• **Prompt**: Make an exact copy of the records, dropping all pictures.

• **Rows**:
━━━━━━

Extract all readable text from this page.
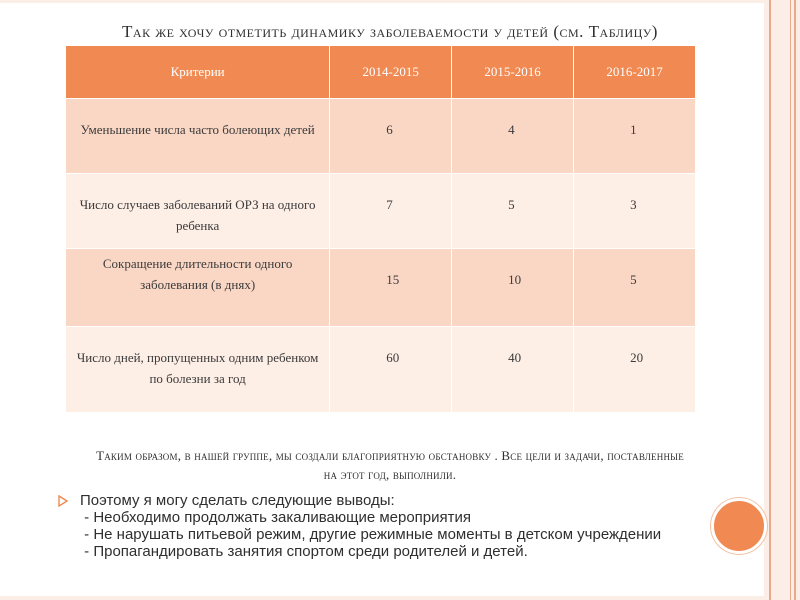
Так же хочу отметить динамику заболеваемости у детей (см. Таблицу)
Критерии	2014-2015	2015-2016	2016-2017
Уменьшение числа часто болеющих детей	6	4	1
Число случаев заболеваний ОРЗ на одного ребенка	7	5	3
Сокращение длительности одного заболевания (в днях)	15	10	5
Число дней, пропущенных одним ребенком по болезни за год	60	40	20
Таким образом, в нашей группе, мы создали благоприятную обстановку . Все цели и задачи, поставленные
на этот год, выполнили.
Поэтому я могу сделать следующие выводы:
- Необходимо продолжать закаливающие мероприятия
- Не нарушать питьевой режим, другие режимные моменты в детском учреждении
- Пропагандировать занятия спортом среди родителей и детей.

━━━━━━

• **Output below**:
Extract all readable text from this page.
Так же хочу отметить динамику заболеваемости у детей (см. Таблицу)
Критерии	2014-2015	2015-2016	2016-2017
Уменьшение числа часто болеющих детей	6	4	1
Число случаев заболеваний ОРЗ на одного ребенка	7	5	3
Сокращение длительности одного заболевания (в днях)	15	10	5
Число дней, пропущенных одним ребенком по болезни за год	60	40	20
Таким образом, в нашей группе, мы создали благоприятную обстановку . Все цели и задачи, поставленные
на этот год, выполнили.
Поэтому я могу сделать следующие выводы:
- Необходимо продолжать закаливающие мероприятия
- Не нарушать питьевой режим, другие режимные моменты в детском учреждении
- Пропагандировать занятия спортом среди родителей и детей.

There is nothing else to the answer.